┌──

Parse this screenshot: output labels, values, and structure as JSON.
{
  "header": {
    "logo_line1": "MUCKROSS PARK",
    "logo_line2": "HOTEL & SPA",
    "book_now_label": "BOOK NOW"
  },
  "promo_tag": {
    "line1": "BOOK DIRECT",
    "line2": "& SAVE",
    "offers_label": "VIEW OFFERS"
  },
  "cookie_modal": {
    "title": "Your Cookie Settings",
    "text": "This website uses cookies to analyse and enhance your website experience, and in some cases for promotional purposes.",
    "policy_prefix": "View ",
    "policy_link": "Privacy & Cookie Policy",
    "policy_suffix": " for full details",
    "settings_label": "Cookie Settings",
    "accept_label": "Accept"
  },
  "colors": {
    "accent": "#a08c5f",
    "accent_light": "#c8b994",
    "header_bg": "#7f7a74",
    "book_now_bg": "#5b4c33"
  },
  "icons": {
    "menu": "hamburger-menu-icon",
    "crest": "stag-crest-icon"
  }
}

└──

▶ [What you should do]
Exact output of every entry is required.

▶ [Solution below]
Parse this screenshot: output labels, values, and structure as JSON.
{
  "header": {
    "logo_line1": "MUCKROSS PARK",
    "logo_line2": "HOTEL & SPA",
    "book_now_label": "BOOK NOW"
  },
  "promo_tag": {
    "line1": "BOOK DIRECT",
    "line2": "& SAVE",
    "offers_label": "VIEW OFFERS"
  },
  "cookie_modal": {
    "title": "Your Cookie Settings",
    "text": "This website uses cookies to analyse and enhance your website experience, and in some cases for promotional purposes.",
    "policy_prefix": "View ",
    "policy_link": "Privacy & Cookie Policy",
    "policy_suffix": " for full details",
    "settings_label": "Cookie Settings",
    "accept_label": "Accept"
  },
  "colors": {
    "accent": "#a08c5f",
    "accent_light": "#c8b994",
    "header_bg": "#7f7a74",
    "book_now_bg": "#5b4c33"
  },
  "icons": {
    "menu": "hamburger-menu-icon",
    "crest": "stag-crest-icon"
  }
}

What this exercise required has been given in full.